- _Problem requirements_: Reproduce the complete listing without any deviation.

================

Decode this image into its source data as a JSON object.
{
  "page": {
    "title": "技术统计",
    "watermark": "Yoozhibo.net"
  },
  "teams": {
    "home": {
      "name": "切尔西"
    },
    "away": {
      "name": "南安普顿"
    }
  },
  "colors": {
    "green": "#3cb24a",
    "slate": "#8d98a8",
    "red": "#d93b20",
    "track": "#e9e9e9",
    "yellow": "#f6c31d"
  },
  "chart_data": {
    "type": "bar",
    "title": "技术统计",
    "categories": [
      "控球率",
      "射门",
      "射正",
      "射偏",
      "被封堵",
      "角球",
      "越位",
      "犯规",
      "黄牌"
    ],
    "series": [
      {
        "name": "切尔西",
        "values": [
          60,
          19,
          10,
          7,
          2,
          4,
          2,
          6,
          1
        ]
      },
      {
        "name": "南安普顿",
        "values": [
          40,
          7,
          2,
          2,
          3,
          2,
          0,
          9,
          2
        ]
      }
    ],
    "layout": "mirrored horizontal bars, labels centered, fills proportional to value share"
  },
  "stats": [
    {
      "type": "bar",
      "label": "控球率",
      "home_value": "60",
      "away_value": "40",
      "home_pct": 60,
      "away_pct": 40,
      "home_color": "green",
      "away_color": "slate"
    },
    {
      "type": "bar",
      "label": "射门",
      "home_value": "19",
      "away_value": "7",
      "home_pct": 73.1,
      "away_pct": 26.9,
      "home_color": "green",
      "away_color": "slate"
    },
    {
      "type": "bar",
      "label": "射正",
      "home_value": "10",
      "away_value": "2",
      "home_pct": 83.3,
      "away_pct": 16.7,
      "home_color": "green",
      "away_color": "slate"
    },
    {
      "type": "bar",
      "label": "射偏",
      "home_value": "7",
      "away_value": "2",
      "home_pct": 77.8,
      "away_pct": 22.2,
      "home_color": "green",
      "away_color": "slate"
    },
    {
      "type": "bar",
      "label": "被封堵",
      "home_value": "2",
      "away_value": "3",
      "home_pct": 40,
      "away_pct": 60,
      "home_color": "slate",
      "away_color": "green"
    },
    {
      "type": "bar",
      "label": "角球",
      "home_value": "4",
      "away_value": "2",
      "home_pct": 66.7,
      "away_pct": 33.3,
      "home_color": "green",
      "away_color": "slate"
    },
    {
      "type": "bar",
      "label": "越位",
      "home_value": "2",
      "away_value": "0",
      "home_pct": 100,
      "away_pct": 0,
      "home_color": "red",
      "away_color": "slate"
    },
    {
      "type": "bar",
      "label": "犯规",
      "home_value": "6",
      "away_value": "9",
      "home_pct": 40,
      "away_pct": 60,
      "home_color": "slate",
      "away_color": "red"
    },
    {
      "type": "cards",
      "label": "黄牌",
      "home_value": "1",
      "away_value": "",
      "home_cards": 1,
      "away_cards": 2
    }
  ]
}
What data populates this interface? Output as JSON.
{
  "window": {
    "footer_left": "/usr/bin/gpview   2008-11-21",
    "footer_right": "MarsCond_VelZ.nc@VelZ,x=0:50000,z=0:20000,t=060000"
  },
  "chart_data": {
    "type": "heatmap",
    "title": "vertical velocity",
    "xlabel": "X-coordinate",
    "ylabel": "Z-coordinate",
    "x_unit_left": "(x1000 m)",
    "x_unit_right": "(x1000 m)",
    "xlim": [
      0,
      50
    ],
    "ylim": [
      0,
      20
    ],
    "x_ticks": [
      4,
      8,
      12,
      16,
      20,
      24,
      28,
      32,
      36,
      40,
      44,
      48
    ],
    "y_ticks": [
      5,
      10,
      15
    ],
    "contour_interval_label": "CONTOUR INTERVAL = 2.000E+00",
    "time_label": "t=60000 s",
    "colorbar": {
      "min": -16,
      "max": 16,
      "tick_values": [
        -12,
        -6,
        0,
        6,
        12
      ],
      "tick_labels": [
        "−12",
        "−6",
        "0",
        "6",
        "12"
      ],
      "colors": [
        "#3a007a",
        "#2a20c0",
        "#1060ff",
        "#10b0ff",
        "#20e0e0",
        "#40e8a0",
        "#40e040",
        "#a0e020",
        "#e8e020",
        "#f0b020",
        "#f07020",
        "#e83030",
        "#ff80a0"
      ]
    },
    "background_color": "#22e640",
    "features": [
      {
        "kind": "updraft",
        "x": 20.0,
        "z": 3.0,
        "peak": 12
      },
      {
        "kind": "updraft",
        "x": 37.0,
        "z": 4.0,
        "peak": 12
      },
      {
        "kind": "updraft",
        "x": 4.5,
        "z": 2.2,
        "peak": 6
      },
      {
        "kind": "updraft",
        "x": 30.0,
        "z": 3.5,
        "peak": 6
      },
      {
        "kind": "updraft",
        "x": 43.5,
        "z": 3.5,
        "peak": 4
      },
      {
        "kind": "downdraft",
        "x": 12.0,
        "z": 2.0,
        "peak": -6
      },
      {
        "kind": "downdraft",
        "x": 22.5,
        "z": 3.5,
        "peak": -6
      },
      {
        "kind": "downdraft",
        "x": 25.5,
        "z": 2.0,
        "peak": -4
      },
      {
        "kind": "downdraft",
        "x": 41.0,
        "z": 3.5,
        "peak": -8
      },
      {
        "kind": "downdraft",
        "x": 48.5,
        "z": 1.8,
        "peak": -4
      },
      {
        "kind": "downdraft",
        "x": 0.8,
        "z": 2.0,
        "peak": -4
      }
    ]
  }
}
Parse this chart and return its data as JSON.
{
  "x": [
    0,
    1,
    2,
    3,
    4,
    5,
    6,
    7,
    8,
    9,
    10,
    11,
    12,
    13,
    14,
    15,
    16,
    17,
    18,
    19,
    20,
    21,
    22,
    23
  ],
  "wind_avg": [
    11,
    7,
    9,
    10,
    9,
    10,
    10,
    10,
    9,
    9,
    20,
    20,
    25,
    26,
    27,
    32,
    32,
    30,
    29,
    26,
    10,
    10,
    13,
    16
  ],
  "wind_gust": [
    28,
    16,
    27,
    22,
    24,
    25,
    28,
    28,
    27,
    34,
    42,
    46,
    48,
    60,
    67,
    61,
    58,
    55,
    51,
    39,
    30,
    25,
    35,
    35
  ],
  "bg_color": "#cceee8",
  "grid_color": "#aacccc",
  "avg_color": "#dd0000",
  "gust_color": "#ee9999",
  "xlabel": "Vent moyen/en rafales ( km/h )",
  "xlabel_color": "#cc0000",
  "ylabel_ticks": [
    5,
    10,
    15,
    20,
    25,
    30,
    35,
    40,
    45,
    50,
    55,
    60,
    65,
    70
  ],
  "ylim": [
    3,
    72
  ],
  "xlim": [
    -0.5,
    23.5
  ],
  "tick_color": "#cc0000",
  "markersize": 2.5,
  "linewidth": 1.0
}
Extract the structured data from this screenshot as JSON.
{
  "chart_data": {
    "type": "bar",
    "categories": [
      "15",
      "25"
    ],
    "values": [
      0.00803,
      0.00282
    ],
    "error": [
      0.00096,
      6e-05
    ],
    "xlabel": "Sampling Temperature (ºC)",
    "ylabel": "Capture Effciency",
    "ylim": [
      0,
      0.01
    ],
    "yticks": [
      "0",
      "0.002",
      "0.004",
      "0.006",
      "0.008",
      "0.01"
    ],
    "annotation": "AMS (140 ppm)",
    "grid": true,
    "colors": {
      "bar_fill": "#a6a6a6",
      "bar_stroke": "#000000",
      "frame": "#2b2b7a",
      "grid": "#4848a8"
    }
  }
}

================

- _Task solution_:
Decode this image into its source data as a JSON object.
{
  "page": {
    "title": "技术统计",
    "watermark": "Yoozhibo.net"
  },
  "teams": {
    "home": {
      "name": "切尔西"
    },
    "away": {
      "name": "南安普顿"
    }
  },
  "colors": {
    "green": "#3cb24a",
    "slate": "#8d98a8",
    "red": "#d93b20",
    "track": "#e9e9e9",
    "yellow": "#f6c31d"
  },
  "chart_data": {
    "type": "bar",
    "title": "技术统计",
    "categories": [
      "控球率",
      "射门",
      "射正",
      "射偏",
      "被封堵",
      "角球",
      "越位",
      "犯规",
      "黄牌"
    ],
    "series": [
      {
        "name": "切尔西",
        "values": [
          60,
          19,
          10,
          7,
          2,
          4,
          2,
          6,
          1
        ]
      },
      {
        "name": "南安普顿",
        "values": [
          40,
          7,
          2,
          2,
          3,
          2,
          0,
          9,
          2
        ]
      }
    ],
    "layout": "mirrored horizontal bars, labels centered, fills proportional to value share"
  },
  "stats": [
    {
      "type": "bar",
      "label": "控球率",
      "home_value": "60",
      "away_value": "40",
      "home_pct": 60,
      "away_pct": 40,
      "home_color": "green",
      "away_color": "slate"
    },
    {
      "type": "bar",
      "label": "射门",
      "home_value": "19",
      "away_value": "7",
      "home_pct": 73.1,
      "away_pct": 26.9,
      "home_color": "green",
      "away_color": "slate"
    },
    {
      "type": "bar",
      "label": "射正",
      "home_value": "10",
      "away_value": "2",
      "home_pct": 83.3,
      "away_pct": 16.7,
      "home_color": "green",
      "away_color": "slate"
    },
    {
      "type": "bar",
      "label": "射偏",
      "home_value": "7",
      "away_value": "2",
      "home_pct": 77.8,
      "away_pct": 22.2,
      "home_color": "green",
      "away_color": "slate"
    },
    {
      "type": "bar",
      "label": "被封堵",
      "home_value": "2",
      "away_value": "3",
      "home_pct": 40,
      "away_pct": 60,
      "home_color": "slate",
      "away_color": "green"
    },
    {
      "type": "bar",
      "label": "角球",
      "home_value": "4",
      "away_value": "2",
      "home_pct": 66.7,
      "away_pct": 33.3,
      "home_color": "green",
      "away_color": "slate"
    },
    {
      "type": "bar",
      "label": "越位",
      "home_value": "2",
      "away_value": "0",
      "home_pct": 100,
      "away_pct": 0,
      "home_color": "red",
      "away_color": "slate"
    },
    {
      "type": "bar",
      "label": "犯规",
      "home_value": "6",
      "away_value": "9",
      "home_pct": 40,
      "away_pct": 60,
      "home_color": "slate",
      "away_color": "red"
    },
    {
      "type": "cards",
      "label": "黄牌",
      "home_value": "1",
      "away_value": "",
      "home_cards": 1,
      "away_cards": 2
    }
  ]
}
What data populates this interface? Output as JSON.
{
  "window": {
    "footer_left": "/usr/bin/gpview   2008-11-21",
    "footer_right": "MarsCond_VelZ.nc@VelZ,x=0:50000,z=0:20000,t=060000"
  },
  "chart_data": {
    "type": "heatmap",
    "title": "vertical velocity",
    "xlabel": "X-coordinate",
    "ylabel": "Z-coordinate",
    "x_unit_left": "(x1000 m)",
    "x_unit_right": "(x1000 m)",
    "xlim": [
      0,
      50
    ],
    "ylim": [
      0,
      20
    ],
    "x_ticks": [
      4,
      8,
      12,
      16,
      20,
      24,
      28,
      32,
      36,
      40,
      44,
      48
    ],
    "y_ticks": [
      5,
      10,
      15
    ],
    "contour_interval_label": "CONTOUR INTERVAL = 2.000E+00",
    "time_label": "t=60000 s",
    "colorbar": {
      "min": -16,
      "max": 16,
      "tick_values": [
        -12,
        -6,
        0,
        6,
        12
      ],
      "tick_labels": [
        "−12",
        "−6",
        "0",
        "6",
        "12"
      ],
      "colors": [
        "#3a007a",
        "#2a20c0",
        "#1060ff",
        "#10b0ff",
        "#20e0e0",
        "#40e8a0",
        "#40e040",
        "#a0e020",
        "#e8e020",
        "#f0b020",
        "#f07020",
        "#e83030",
        "#ff80a0"
      ]
    },
    "background_color": "#22e640",
    "features": [
      {
        "kind": "updraft",
        "x": 20.0,
        "z": 3.0,
        "peak": 12
      },
      {
        "kind": "updraft",
        "x": 37.0,
        "z": 4.0,
        "peak": 12
      },
      {
        "kind": "updraft",
        "x": 4.5,
        "z": 2.2,
        "peak": 6
      },
      {
        "kind": "updraft",
        "x": 30.0,
        "z": 3.5,
        "peak": 6
      },
      {
        "kind": "updraft",
        "x": 43.5,
        "z": 3.5,
        "peak": 4
      },
      {
        "kind": "downdraft",
        "x": 12.0,
        "z": 2.0,
        "peak": -6
      },
      {
        "kind": "downdraft",
        "x": 22.5,
        "z": 3.5,
        "peak": -6
      },
      {
        "kind": "downdraft",
        "x": 25.5,
        "z": 2.0,
        "peak": -4
      },
      {
        "kind": "downdraft",
        "x": 41.0,
        "z": 3.5,
        "peak": -8
      },
      {
        "kind": "downdraft",
        "x": 48.5,
        "z": 1.8,
        "peak": -4
      },
      {
        "kind": "downdraft",
        "x": 0.8,
        "z": 2.0,
        "peak": -4
      }
    ]
  }
}
Parse this chart and return its data as JSON.
{
  "x": [
    0,
    1,
    2,
    3,
    4,
    5,
    6,
    7,
    8,
    9,
    10,
    11,
    12,
    13,
    14,
    15,
    16,
    17,
    18,
    19,
    20,
    21,
    22,
    23
  ],
  "wind_avg": [
    11,
    7,
    9,
    10,
    9,
    10,
    10,
    10,
    9,
    9,
    20,
    20,
    25,
    26,
    27,
    32,
    32,
    30,
    29,
    26,
    10,
    10,
    13,
    16
  ],
  "wind_gust": [
    28,
    16,
    27,
    22,
    24,
    25,
    28,
    28,
    27,
    34,
    42,
    46,
    48,
    60,
    67,
    61,
    58,
    55,
    51,
    39,
    30,
    25,
    35,
    35
  ],
  "bg_color": "#cceee8",
  "grid_color": "#aacccc",
  "avg_color": "#dd0000",
  "gust_color": "#ee9999",
  "xlabel": "Vent moyen/en rafales ( km/h )",
  "xlabel_color": "#cc0000",
  "ylabel_ticks": [
    5,
    10,
    15,
    20,
    25,
    30,
    35,
    40,
    45,
    50,
    55,
    60,
    65,
    70
  ],
  "ylim": [
    3,
    72
  ],
  "xlim": [
    -0.5,
    23.5
  ],
  "tick_color": "#cc0000",
  "markersize": 2.5,
  "linewidth": 1.0
}
Extract the structured data from this screenshot as JSON.
{
  "chart_data": {
    "type": "bar",
    "categories": [
      "15",
      "25"
    ],
    "values": [
      0.00803,
      0.00282
    ],
    "error": [
      0.00096,
      6e-05
    ],
    "xlabel": "Sampling Temperature (ºC)",
    "ylabel": "Capture Effciency",
    "ylim": [
      0,
      0.01
    ],
    "yticks": [
      "0",
      "0.002",
      "0.004",
      "0.006",
      "0.008",
      "0.01"
    ],
    "annotation": "AMS (140 ppm)",
    "grid": true,
    "colors": {
      "bar_fill": "#a6a6a6",
      "bar_stroke": "#000000",
      "frame": "#2b2b7a",
      "grid": "#4848a8"
    }
  }
}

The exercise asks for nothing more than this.